** START Record extracts **

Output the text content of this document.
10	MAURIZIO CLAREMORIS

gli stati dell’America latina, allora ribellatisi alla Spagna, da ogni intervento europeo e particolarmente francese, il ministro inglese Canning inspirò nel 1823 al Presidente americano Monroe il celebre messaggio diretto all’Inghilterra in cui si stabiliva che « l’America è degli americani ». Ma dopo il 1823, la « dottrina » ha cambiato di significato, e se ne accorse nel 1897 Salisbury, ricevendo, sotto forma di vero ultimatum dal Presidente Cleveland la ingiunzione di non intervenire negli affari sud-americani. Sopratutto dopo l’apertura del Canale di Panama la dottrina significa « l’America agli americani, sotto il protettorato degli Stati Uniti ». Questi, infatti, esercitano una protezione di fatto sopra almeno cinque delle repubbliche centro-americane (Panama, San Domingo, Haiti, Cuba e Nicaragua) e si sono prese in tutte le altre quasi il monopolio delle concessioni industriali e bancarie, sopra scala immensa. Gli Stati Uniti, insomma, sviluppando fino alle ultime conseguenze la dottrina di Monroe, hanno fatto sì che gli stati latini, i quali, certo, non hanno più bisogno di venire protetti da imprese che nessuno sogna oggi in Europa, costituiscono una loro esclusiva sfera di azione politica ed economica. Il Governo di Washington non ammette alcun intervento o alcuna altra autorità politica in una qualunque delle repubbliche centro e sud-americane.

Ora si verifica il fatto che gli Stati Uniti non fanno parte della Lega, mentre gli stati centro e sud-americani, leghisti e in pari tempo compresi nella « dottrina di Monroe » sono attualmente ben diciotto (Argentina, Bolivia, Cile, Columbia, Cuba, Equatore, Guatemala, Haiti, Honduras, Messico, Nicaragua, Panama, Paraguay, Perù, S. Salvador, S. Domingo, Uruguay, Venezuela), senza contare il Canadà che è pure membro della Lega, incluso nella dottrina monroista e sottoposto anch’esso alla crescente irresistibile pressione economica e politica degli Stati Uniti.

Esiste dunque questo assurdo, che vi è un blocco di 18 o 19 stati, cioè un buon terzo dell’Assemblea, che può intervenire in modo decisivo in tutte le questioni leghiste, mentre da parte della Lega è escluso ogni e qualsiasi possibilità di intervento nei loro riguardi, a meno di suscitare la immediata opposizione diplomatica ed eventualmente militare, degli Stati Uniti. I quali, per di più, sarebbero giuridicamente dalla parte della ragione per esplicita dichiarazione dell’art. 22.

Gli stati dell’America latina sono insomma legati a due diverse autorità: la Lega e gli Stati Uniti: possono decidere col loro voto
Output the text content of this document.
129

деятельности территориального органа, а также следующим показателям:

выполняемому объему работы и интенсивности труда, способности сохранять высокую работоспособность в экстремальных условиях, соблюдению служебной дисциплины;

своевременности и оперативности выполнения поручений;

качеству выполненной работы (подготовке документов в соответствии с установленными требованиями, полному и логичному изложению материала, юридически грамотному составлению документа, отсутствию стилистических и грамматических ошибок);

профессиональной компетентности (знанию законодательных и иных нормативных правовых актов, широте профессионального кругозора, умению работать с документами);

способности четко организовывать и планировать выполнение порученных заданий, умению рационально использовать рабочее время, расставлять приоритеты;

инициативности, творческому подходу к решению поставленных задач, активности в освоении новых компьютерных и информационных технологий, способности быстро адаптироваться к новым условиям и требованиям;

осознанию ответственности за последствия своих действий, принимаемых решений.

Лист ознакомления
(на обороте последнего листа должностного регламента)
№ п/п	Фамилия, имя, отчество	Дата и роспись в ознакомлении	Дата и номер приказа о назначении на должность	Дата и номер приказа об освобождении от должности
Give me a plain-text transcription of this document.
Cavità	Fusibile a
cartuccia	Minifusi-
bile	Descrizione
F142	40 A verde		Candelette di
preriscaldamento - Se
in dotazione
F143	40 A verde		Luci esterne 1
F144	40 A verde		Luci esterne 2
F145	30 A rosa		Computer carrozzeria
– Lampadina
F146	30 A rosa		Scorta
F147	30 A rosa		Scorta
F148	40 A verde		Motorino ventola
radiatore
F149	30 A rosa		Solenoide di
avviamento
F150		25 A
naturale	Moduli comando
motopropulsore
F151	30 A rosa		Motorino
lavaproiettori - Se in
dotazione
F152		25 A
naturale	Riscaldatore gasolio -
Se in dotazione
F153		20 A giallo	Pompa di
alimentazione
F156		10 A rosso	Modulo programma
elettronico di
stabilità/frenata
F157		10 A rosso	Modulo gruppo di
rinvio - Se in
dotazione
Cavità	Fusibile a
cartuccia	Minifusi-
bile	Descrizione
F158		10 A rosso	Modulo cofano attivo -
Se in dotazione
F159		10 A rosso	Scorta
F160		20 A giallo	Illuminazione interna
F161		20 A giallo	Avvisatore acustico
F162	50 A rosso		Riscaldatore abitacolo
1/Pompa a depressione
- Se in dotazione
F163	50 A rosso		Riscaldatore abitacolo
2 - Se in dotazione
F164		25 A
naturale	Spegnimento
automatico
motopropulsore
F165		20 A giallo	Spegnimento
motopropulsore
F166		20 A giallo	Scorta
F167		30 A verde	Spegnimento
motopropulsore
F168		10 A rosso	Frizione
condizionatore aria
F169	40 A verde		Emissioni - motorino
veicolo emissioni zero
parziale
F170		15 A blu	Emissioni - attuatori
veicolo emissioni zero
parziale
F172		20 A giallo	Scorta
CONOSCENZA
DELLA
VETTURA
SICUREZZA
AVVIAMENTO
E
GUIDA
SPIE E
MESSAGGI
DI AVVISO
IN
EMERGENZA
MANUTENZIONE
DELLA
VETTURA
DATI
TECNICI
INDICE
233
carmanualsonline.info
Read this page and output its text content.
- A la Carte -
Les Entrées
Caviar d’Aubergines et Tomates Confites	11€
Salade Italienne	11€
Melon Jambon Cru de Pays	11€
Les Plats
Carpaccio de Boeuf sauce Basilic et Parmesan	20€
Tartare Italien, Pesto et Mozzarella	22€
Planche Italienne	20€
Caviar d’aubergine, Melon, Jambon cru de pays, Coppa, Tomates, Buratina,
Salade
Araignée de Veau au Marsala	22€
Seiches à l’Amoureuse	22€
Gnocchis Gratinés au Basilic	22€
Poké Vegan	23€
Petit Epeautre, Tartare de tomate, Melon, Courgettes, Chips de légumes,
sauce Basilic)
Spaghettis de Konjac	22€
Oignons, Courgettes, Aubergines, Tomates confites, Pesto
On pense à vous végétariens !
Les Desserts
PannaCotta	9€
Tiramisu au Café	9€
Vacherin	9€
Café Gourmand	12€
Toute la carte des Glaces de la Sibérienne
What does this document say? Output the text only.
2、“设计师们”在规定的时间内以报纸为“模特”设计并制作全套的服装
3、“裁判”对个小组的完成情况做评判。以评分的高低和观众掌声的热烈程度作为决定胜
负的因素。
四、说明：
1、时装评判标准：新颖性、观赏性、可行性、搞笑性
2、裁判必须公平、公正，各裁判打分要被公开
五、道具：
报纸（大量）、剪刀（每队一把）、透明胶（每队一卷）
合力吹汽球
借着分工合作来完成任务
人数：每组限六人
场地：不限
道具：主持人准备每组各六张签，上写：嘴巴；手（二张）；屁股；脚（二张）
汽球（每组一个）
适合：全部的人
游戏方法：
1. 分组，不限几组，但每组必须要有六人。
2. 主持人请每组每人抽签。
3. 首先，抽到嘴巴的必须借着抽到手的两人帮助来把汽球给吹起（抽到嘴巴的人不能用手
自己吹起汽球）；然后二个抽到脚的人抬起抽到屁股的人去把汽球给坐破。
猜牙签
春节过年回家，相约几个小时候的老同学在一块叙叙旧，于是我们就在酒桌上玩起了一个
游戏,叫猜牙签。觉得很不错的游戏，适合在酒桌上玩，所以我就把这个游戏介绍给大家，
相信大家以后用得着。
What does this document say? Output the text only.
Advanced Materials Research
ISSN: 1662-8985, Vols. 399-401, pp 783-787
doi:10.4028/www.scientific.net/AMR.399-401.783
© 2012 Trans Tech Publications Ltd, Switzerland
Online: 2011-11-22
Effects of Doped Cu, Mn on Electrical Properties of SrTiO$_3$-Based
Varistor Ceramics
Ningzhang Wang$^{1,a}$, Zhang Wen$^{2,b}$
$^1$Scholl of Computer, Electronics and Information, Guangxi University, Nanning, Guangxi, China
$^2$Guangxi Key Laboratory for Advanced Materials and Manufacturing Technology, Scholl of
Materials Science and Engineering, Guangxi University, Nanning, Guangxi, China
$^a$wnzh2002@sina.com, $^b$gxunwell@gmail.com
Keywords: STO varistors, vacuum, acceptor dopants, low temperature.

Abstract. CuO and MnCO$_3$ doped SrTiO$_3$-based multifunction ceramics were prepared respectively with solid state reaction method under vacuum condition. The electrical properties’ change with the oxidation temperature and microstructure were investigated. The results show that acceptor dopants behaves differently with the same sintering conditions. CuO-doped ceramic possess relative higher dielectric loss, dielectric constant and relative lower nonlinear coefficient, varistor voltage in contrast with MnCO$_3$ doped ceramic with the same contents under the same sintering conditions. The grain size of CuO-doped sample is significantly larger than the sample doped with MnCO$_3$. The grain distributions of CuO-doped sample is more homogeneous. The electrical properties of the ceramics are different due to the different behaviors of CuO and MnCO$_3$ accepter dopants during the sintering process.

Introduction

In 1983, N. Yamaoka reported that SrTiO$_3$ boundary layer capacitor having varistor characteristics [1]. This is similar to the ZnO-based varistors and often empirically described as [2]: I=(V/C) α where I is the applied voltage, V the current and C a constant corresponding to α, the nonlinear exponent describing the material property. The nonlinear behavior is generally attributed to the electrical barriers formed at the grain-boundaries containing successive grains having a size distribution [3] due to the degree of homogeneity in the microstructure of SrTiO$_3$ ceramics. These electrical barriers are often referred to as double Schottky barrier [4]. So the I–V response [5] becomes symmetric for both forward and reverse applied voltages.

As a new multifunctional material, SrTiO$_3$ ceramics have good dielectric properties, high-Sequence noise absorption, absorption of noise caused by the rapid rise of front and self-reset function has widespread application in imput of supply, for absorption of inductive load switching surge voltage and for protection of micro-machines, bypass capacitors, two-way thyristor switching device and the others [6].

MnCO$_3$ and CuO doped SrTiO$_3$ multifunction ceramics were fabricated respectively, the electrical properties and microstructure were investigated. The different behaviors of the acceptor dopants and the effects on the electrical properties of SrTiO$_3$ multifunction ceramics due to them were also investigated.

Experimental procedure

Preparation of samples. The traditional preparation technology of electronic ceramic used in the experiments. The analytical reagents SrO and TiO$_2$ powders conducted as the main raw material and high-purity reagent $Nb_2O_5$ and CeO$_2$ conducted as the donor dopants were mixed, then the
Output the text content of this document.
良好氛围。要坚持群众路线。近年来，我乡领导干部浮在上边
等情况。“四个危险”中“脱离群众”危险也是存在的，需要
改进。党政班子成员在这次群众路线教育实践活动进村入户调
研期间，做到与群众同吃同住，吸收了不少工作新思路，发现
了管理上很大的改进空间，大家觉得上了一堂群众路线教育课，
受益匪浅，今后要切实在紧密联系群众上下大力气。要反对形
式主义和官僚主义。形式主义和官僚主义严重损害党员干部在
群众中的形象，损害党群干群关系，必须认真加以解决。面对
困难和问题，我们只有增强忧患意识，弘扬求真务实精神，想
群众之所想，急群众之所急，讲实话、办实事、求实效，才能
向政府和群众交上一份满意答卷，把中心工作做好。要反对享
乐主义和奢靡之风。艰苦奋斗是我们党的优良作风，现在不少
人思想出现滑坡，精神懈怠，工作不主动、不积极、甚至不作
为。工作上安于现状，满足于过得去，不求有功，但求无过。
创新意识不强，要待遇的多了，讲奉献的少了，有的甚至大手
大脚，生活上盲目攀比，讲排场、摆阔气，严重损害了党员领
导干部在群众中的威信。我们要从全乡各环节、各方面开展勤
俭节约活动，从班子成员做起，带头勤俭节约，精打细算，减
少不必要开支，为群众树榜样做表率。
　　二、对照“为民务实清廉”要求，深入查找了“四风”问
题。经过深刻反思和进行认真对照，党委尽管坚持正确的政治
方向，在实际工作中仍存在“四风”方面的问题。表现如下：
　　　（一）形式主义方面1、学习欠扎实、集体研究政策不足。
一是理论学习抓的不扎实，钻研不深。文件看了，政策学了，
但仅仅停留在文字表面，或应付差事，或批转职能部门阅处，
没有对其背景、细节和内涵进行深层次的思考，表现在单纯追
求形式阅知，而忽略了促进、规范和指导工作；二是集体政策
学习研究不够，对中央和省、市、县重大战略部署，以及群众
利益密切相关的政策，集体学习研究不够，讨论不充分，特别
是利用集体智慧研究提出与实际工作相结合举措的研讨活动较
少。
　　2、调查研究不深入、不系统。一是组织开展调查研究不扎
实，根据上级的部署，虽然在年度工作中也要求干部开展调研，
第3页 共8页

** END Record extracts **

--- Short exercise ---
Gather all lines from the listing above in which "University" occurs.

--- Final result ---
$^1$Scholl of Computer, Electronics and Information, Guangxi University, Nanning, Guangxi, China
Materials Science and Engineering, Guangxi University, Nanning, Guangxi, China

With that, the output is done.